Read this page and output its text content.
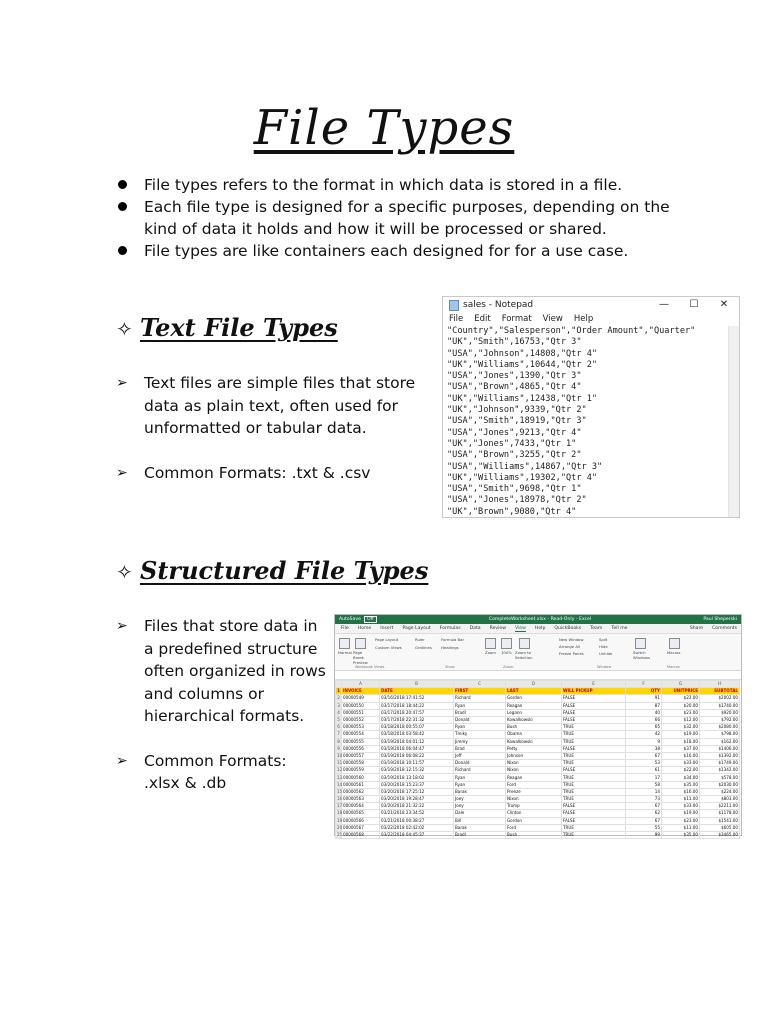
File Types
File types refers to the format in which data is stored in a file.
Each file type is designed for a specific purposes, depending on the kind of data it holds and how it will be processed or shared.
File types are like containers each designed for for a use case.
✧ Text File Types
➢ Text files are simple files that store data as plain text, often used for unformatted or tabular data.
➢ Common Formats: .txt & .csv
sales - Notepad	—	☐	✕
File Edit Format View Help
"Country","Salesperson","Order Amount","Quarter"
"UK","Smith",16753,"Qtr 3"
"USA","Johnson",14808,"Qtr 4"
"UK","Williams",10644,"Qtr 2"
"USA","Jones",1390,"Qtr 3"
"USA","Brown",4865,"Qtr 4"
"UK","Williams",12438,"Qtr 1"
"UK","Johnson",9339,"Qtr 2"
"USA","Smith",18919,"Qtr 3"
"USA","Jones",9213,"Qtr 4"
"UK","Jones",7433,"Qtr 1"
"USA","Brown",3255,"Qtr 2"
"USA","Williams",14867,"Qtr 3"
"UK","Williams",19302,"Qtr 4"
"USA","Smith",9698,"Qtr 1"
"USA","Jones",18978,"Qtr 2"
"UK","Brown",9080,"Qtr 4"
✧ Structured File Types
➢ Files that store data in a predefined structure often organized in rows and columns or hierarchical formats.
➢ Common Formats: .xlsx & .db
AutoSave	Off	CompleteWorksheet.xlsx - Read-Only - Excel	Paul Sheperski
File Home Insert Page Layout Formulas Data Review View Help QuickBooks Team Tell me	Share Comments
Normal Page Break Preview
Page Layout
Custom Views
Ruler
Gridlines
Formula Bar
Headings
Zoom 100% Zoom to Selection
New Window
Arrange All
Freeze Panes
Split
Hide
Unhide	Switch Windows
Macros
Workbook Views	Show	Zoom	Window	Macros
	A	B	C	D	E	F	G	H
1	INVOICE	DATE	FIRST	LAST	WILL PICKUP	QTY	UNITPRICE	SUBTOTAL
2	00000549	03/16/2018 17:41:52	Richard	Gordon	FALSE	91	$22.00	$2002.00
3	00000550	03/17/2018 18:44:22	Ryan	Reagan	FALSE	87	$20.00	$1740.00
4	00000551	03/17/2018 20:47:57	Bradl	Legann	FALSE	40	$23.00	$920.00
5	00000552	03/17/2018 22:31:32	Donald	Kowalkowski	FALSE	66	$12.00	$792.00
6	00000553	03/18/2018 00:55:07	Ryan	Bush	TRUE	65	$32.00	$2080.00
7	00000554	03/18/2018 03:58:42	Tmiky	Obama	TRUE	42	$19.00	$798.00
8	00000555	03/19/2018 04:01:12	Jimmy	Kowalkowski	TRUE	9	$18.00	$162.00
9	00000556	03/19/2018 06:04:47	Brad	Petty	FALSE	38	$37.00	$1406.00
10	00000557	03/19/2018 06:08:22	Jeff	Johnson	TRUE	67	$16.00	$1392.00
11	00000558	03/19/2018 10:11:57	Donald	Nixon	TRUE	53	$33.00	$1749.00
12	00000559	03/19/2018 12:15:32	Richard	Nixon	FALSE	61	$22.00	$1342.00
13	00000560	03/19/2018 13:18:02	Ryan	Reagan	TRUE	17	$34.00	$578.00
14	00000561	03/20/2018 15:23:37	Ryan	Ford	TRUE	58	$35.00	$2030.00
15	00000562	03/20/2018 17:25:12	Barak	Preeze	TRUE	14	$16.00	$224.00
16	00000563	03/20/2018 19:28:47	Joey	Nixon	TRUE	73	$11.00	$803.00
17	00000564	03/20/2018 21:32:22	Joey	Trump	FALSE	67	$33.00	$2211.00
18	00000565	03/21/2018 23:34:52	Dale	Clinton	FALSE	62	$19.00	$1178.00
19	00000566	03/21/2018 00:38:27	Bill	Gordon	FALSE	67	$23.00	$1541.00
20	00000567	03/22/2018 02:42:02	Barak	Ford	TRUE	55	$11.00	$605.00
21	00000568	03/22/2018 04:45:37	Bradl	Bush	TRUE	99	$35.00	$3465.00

■ **TO BE DONE**: The entries above are to be returned exactly, without their pictures.

■ **WRITTEN ANSWER**:
Read this page and output its text content.
File Types
File types refers to the format in which data is stored in a file.
Each file type is designed for a specific purposes, depending on the kind of data it holds and how it will be processed or shared.
File types are like containers each designed for for a use case.
✧ Text File Types
➢ Text files are simple files that store data as plain text, often used for unformatted or tabular data.
➢ Common Formats: .txt & .csv
sales - Notepad	—	☐	✕
File Edit Format View Help
"Country","Salesperson","Order Amount","Quarter"
"UK","Smith",16753,"Qtr 3"
"USA","Johnson",14808,"Qtr 4"
"UK","Williams",10644,"Qtr 2"
"USA","Jones",1390,"Qtr 3"
"USA","Brown",4865,"Qtr 4"
"UK","Williams",12438,"Qtr 1"
"UK","Johnson",9339,"Qtr 2"
"USA","Smith",18919,"Qtr 3"
"USA","Jones",9213,"Qtr 4"
"UK","Jones",7433,"Qtr 1"
"USA","Brown",3255,"Qtr 2"
"USA","Williams",14867,"Qtr 3"
"UK","Williams",19302,"Qtr 4"
"USA","Smith",9698,"Qtr 1"
"USA","Jones",18978,"Qtr 2"
"UK","Brown",9080,"Qtr 4"
✧ Structured File Types
➢ Files that store data in a predefined structure often organized in rows and columns or hierarchical formats.
➢ Common Formats: .xlsx & .db
AutoSave	Off	CompleteWorksheet.xlsx - Read-Only - Excel	Paul Sheperski
File Home Insert Page Layout Formulas Data Review View Help QuickBooks Team Tell me	Share Comments
Normal Page Break Preview
Page Layout
Custom Views
Ruler
Gridlines
Formula Bar
Headings
Zoom 100% Zoom to Selection
New Window
Arrange All
Freeze Panes
Split
Hide
Unhide	Switch Windows
Macros
Workbook Views	Show	Zoom	Window	Macros
	A	B	C	D	E	F	G	H
1	INVOICE	DATE	FIRST	LAST	WILL PICKUP	QTY	UNITPRICE	SUBTOTAL
2	00000549	03/16/2018 17:41:52	Richard	Gordon	FALSE	91	$22.00	$2002.00
3	00000550	03/17/2018 18:44:22	Ryan	Reagan	FALSE	87	$20.00	$1740.00
4	00000551	03/17/2018 20:47:57	Bradl	Legann	FALSE	40	$23.00	$920.00
5	00000552	03/17/2018 22:31:32	Donald	Kowalkowski	FALSE	66	$12.00	$792.00
6	00000553	03/18/2018 00:55:07	Ryan	Bush	TRUE	65	$32.00	$2080.00
7	00000554	03/18/2018 03:58:42	Tmiky	Obama	TRUE	42	$19.00	$798.00
8	00000555	03/19/2018 04:01:12	Jimmy	Kowalkowski	TRUE	9	$18.00	$162.00
9	00000556	03/19/2018 06:04:47	Brad	Petty	FALSE	38	$37.00	$1406.00
10	00000557	03/19/2018 06:08:22	Jeff	Johnson	TRUE	67	$16.00	$1392.00
11	00000558	03/19/2018 10:11:57	Donald	Nixon	TRUE	53	$33.00	$1749.00
12	00000559	03/19/2018 12:15:32	Richard	Nixon	FALSE	61	$22.00	$1342.00
13	00000560	03/19/2018 13:18:02	Ryan	Reagan	TRUE	17	$34.00	$578.00
14	00000561	03/20/2018 15:23:37	Ryan	Ford	TRUE	58	$35.00	$2030.00
15	00000562	03/20/2018 17:25:12	Barak	Preeze	TRUE	14	$16.00	$224.00
16	00000563	03/20/2018 19:28:47	Joey	Nixon	TRUE	73	$11.00	$803.00
17	00000564	03/20/2018 21:32:22	Joey	Trump	FALSE	67	$33.00	$2211.00
18	00000565	03/21/2018 23:34:52	Dale	Clinton	FALSE	62	$19.00	$1178.00
19	00000566	03/21/2018 00:38:27	Bill	Gordon	FALSE	67	$23.00	$1541.00
20	00000567	03/22/2018 02:42:02	Barak	Ford	TRUE	55	$11.00	$605.00
21	00000568	03/22/2018 04:45:37	Bradl	Bush	TRUE	99	$35.00	$3465.00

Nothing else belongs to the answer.